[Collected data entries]
= = =
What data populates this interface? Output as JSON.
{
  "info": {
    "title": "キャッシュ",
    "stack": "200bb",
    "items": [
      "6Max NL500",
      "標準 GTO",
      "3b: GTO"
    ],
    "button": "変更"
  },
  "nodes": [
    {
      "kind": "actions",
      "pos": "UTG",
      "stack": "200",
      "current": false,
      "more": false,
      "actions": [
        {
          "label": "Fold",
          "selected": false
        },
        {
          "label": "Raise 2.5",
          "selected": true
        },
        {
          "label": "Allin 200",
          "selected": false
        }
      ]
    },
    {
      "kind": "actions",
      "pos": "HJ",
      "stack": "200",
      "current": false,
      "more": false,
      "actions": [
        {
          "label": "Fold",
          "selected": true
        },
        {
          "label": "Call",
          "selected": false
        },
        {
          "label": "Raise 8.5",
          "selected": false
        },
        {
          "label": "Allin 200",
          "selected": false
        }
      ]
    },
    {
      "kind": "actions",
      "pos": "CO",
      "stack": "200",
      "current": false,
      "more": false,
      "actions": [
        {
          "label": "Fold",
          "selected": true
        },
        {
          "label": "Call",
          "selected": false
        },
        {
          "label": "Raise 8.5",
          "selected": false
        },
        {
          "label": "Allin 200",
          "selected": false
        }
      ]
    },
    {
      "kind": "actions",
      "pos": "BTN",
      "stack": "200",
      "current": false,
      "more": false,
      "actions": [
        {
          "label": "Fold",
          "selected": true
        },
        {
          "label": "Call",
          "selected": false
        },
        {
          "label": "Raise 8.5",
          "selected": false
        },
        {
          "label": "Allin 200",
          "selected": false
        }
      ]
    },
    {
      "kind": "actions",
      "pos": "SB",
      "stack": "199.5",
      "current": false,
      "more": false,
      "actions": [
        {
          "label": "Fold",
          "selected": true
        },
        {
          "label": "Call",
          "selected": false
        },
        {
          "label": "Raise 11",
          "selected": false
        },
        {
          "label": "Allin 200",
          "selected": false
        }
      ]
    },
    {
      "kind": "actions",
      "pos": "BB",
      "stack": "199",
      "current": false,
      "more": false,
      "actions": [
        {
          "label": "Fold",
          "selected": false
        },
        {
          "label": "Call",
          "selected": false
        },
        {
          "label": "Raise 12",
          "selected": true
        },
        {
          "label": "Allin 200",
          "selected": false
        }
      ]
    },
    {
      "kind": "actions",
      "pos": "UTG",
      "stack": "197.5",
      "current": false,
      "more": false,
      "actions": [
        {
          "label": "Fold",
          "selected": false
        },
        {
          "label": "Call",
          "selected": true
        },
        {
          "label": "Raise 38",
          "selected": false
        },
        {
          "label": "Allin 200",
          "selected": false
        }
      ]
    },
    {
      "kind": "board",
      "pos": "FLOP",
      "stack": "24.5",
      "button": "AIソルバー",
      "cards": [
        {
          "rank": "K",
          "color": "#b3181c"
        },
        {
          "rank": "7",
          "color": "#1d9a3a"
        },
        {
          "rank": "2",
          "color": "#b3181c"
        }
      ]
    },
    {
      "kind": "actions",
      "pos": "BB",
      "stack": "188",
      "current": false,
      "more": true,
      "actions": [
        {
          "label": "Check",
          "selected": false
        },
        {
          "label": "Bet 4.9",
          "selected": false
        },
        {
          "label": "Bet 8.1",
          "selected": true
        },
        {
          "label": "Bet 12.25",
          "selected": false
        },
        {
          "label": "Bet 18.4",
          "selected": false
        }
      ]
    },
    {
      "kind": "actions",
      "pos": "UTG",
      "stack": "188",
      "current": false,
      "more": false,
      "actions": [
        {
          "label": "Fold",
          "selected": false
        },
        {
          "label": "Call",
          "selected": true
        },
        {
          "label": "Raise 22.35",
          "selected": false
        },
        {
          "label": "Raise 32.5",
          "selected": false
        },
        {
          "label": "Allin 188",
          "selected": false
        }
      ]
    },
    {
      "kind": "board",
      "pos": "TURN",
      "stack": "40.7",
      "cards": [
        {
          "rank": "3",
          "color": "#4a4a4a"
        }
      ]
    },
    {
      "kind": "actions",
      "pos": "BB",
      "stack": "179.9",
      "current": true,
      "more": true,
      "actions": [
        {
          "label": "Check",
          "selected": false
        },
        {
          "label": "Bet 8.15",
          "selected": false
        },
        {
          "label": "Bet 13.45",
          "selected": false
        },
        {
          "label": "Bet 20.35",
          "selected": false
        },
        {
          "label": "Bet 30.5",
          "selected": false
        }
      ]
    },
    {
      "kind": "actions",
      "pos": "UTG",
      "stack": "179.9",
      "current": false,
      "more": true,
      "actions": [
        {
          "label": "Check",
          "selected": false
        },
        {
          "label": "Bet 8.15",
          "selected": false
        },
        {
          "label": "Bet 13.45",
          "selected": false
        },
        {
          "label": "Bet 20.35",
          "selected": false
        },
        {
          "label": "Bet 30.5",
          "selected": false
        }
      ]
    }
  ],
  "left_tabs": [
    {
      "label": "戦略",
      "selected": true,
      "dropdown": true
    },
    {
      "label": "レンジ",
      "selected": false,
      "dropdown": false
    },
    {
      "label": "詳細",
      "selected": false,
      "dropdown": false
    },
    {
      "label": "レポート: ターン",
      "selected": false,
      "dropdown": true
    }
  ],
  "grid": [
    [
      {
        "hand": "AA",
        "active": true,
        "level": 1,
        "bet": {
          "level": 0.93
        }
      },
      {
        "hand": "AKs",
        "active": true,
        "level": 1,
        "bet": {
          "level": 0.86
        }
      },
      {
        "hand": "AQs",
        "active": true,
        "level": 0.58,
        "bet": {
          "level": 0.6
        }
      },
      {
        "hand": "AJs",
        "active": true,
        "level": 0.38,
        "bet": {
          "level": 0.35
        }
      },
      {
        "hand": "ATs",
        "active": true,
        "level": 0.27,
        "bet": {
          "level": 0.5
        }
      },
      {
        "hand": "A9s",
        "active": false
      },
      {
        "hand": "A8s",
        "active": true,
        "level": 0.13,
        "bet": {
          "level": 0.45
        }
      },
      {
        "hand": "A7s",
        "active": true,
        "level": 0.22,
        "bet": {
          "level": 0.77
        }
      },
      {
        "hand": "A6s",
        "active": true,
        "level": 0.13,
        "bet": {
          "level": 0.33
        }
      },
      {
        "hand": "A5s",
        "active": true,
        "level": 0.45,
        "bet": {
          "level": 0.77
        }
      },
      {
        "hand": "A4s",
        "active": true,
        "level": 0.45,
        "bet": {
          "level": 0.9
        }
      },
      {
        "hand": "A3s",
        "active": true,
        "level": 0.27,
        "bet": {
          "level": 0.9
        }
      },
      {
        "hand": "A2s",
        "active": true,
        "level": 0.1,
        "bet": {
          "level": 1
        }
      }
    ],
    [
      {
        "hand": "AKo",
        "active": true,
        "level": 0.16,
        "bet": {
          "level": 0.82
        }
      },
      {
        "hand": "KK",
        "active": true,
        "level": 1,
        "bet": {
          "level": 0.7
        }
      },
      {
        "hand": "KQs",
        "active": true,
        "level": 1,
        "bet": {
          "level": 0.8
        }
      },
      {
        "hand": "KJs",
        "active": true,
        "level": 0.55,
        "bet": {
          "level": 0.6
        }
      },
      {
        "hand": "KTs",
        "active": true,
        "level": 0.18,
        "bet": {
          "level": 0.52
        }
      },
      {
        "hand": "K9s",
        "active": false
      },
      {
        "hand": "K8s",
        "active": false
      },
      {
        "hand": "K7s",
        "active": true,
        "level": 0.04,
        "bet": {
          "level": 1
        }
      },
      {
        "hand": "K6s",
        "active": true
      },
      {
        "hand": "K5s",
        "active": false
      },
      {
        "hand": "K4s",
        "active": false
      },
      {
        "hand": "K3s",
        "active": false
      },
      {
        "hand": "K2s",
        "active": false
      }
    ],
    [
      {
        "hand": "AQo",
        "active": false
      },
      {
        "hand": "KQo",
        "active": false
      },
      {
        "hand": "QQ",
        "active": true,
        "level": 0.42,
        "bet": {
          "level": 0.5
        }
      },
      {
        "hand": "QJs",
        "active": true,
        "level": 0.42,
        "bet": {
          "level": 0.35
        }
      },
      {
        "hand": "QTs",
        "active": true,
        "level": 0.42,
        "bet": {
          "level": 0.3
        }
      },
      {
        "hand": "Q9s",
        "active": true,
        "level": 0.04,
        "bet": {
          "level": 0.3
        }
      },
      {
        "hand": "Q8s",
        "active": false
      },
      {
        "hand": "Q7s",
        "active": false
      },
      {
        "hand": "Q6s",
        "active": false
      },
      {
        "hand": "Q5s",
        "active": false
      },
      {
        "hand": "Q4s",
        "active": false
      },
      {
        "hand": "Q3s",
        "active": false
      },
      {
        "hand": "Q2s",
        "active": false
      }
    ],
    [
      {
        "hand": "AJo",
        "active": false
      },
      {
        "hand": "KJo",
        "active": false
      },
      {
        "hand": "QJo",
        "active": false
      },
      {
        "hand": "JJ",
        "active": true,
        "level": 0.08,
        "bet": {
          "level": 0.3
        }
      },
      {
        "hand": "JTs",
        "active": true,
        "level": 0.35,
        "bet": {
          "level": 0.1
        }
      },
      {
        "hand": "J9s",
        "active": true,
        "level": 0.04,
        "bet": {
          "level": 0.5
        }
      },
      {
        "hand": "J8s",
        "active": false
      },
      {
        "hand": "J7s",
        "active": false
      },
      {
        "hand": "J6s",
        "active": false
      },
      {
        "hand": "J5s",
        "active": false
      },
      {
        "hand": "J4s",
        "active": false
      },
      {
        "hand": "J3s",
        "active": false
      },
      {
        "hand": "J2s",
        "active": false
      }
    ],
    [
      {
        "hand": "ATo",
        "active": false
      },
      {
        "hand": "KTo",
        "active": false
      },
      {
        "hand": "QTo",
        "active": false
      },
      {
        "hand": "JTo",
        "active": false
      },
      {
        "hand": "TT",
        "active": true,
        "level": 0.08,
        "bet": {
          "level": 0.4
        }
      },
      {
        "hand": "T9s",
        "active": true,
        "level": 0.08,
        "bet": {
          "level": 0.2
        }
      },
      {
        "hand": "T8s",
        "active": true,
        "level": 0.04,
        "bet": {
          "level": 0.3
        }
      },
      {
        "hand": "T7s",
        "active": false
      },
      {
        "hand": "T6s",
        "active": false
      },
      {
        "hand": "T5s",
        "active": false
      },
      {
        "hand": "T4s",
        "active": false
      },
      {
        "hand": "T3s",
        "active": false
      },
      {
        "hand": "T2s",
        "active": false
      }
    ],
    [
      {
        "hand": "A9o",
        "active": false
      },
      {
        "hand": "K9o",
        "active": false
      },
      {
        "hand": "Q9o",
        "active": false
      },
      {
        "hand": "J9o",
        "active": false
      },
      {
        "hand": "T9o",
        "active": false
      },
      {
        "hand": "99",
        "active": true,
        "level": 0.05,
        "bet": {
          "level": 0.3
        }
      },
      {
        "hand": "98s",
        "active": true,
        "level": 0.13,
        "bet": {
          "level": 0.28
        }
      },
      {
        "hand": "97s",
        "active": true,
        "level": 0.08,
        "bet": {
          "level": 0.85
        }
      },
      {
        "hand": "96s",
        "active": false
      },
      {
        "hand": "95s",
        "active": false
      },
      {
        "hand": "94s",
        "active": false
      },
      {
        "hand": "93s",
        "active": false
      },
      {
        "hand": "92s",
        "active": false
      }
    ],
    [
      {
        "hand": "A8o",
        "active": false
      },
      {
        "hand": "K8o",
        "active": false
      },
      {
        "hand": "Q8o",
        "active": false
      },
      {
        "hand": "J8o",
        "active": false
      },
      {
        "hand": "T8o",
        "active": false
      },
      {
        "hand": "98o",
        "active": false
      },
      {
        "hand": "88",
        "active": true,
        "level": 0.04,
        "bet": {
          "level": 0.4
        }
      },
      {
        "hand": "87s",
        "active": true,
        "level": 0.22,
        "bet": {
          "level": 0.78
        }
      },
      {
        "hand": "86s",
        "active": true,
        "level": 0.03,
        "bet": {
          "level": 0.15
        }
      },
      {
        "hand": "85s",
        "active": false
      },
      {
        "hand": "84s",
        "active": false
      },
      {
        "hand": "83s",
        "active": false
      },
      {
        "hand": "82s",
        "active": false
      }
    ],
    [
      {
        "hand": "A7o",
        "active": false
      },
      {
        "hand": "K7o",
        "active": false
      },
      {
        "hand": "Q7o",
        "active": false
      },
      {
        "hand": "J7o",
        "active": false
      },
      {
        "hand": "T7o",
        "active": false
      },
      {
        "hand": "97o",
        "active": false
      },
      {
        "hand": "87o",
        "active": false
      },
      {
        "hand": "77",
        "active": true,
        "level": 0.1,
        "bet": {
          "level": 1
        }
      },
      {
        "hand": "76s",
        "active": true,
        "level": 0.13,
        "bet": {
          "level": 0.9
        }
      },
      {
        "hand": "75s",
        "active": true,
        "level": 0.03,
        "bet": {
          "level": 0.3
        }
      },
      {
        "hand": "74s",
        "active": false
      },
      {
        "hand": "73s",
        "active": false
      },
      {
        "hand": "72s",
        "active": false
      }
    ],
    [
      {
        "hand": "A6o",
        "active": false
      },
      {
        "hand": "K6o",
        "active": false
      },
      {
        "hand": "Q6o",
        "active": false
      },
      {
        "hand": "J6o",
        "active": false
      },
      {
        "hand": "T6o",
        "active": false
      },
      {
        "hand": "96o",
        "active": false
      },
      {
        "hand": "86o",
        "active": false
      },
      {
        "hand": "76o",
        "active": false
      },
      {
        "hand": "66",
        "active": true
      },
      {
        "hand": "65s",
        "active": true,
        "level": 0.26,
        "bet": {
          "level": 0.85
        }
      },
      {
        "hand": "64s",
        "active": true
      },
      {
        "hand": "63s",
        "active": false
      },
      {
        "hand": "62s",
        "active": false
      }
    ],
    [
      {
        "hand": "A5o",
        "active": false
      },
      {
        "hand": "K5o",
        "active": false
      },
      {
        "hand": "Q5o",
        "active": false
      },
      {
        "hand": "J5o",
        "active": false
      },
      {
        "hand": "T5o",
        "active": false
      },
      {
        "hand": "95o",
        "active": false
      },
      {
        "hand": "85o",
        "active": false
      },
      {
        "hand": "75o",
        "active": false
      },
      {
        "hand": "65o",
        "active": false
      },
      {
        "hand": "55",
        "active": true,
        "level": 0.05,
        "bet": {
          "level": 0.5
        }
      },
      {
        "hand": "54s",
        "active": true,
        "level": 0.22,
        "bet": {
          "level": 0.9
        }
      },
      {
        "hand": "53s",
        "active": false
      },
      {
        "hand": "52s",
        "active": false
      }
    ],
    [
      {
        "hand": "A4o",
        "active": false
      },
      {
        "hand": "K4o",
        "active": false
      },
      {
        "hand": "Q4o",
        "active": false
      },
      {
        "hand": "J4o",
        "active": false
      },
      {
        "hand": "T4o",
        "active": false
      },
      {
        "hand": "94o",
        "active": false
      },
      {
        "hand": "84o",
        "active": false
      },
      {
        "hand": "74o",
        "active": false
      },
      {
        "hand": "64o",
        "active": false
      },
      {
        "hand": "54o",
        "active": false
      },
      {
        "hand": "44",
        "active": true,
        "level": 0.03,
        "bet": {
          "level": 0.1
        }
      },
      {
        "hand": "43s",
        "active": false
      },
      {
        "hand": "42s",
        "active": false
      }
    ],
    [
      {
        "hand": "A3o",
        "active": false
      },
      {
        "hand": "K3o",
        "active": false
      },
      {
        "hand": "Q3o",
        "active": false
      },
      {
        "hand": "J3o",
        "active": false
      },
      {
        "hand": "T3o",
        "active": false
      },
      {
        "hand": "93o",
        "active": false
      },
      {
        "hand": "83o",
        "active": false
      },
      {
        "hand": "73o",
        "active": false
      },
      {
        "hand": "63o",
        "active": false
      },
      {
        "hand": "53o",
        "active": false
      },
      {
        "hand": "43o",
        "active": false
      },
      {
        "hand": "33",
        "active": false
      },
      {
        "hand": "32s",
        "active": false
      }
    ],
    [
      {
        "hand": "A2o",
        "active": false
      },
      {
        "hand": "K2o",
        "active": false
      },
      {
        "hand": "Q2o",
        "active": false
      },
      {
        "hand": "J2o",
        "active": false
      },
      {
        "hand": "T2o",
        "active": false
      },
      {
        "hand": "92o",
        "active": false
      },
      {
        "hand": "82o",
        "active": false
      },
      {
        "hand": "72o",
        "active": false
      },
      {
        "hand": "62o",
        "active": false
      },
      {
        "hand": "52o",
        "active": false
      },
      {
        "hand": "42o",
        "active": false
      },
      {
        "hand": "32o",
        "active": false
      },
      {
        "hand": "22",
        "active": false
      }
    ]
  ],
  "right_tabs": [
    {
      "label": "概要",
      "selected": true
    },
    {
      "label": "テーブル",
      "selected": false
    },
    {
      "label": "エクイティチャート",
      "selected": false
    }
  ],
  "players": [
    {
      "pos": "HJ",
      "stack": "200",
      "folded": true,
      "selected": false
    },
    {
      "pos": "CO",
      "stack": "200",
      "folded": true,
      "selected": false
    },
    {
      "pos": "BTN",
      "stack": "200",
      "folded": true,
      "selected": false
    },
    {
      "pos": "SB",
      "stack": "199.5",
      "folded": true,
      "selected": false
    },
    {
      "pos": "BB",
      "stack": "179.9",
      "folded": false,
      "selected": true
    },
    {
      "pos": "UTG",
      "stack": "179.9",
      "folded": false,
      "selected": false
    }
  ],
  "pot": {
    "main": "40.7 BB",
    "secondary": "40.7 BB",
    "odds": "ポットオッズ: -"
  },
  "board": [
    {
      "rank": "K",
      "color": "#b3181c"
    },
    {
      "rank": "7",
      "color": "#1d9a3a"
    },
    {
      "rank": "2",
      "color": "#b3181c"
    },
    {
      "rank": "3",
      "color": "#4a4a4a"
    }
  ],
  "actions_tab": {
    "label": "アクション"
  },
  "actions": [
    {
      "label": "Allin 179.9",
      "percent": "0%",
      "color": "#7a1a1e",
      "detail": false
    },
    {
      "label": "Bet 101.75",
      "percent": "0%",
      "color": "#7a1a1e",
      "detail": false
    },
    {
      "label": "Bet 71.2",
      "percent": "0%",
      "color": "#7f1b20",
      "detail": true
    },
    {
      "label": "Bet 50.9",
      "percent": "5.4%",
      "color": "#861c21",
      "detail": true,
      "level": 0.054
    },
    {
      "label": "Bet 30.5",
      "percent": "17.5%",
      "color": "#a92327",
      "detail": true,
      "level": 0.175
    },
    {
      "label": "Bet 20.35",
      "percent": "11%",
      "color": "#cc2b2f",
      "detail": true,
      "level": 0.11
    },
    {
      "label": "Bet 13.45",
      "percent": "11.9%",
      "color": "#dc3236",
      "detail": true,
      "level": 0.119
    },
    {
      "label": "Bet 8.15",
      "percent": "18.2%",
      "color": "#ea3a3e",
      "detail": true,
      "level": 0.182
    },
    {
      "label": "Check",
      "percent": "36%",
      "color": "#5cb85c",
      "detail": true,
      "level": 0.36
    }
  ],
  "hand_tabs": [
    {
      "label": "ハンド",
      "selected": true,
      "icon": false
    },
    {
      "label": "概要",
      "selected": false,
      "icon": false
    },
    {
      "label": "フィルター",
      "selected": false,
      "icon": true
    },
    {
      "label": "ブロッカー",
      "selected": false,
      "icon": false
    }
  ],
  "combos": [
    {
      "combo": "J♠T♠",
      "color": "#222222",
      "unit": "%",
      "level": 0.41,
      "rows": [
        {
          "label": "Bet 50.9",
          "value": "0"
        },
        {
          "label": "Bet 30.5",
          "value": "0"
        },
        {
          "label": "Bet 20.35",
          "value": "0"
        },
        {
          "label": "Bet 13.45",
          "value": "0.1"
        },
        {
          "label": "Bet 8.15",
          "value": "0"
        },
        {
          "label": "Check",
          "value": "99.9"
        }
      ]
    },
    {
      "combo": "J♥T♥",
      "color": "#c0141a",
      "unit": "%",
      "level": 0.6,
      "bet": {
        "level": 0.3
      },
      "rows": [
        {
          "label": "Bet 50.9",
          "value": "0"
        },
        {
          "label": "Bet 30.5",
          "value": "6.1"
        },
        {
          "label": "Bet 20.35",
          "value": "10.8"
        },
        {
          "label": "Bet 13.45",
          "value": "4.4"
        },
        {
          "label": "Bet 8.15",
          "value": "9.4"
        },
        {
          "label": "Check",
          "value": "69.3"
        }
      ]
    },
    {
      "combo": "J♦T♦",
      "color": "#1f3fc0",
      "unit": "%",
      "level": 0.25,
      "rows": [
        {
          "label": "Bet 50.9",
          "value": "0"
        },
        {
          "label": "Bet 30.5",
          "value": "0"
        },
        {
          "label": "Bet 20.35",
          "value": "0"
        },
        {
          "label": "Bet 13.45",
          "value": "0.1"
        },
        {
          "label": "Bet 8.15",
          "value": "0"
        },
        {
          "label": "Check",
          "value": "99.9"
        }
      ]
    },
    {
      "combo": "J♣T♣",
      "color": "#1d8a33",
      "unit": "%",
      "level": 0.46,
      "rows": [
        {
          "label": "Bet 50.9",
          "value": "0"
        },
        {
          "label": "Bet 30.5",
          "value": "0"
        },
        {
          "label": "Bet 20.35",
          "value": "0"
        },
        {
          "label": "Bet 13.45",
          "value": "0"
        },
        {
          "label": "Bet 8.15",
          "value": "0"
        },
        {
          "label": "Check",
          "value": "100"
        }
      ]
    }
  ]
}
= = =
**Given exercise:**
Return all lines of the material above in which the word "percent" occurs.

**Output of the exercise:**
      "percent": "0%",
      "percent": "0%",
      "percent": "0%",
      "percent": "5.4%",
      "percent": "17.5%",
      "percent": "11%",
      "percent": "11.9%",
      "percent": "18.2%",
      "percent": "36%",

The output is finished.